What lines of the data include the string "Werner"? Copy them all.

=== Data listing ===

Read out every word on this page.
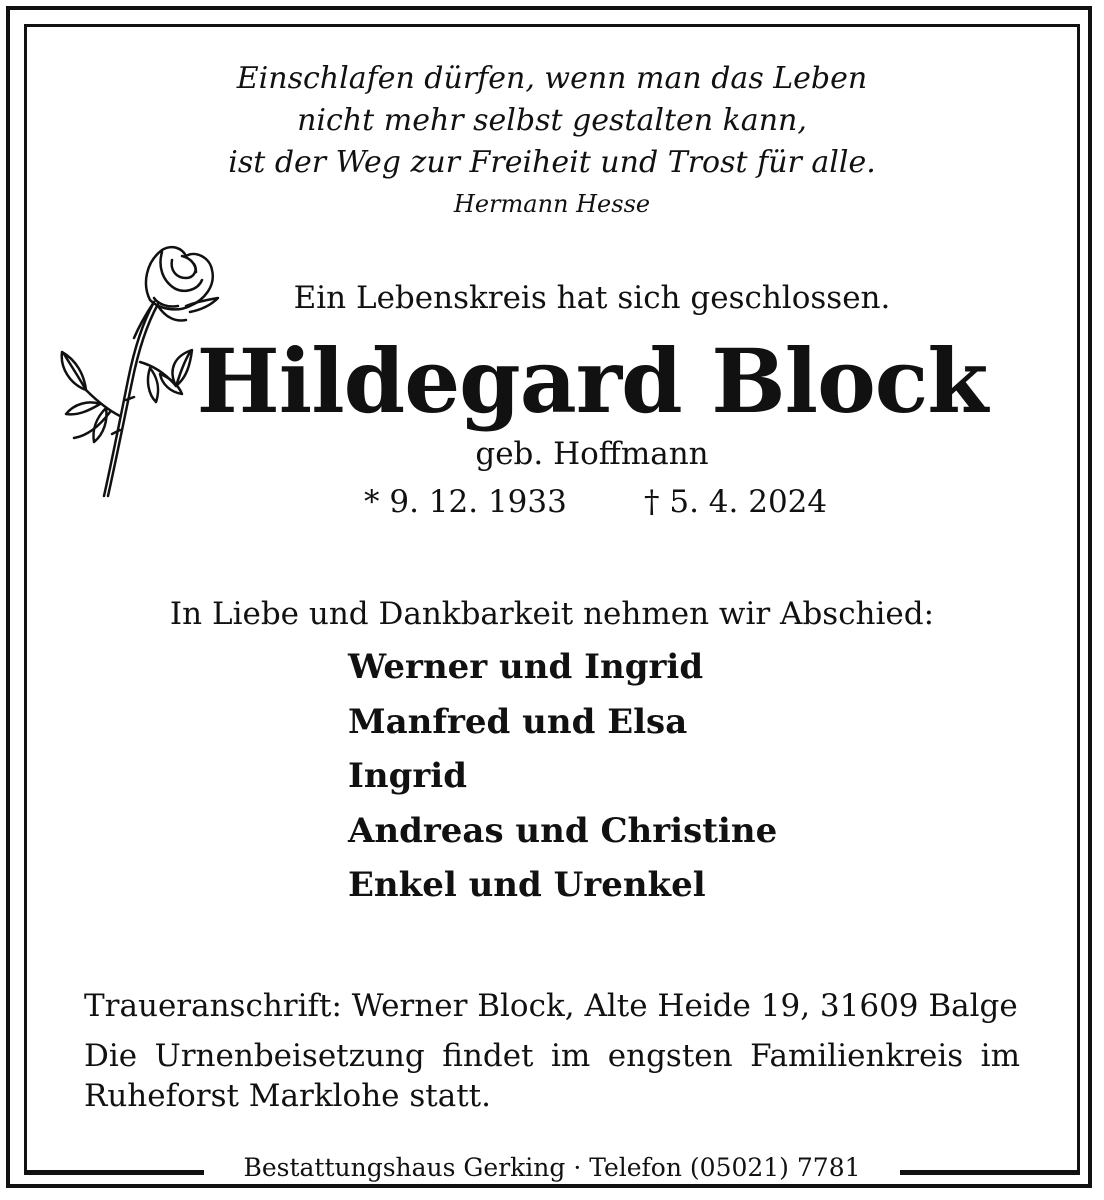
Einschlafen dürfen, wenn man das Leben
nicht mehr selbst gestalten kann,
ist der Weg zur Freiheit und Trost für alle.
Hermann Hesse
Ein Lebenskreis hat sich geschlossen.
Hildegard Block
geb. Hoffmann
* 9. 12. 1933 † 5. 4. 2024
In Liebe und Dankbarkeit nehmen wir Abschied:
Werner und Ingrid
Manfred und Elsa
Ingrid
Andreas und Christine
Enkel und Urenkel
Traueranschrift: Werner Block, Alte Heide 19, 31609 Balge
Die Urnenbeisetzung findet im engsten Familienkreis im Ruheforst Marklohe statt.
Bestattungshaus Gerking · Telefon (05021) 7781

===

Complete response:
Werner und Ingrid
Traueranschrift: Werner Block, Alte Heide 19, 31609 Balge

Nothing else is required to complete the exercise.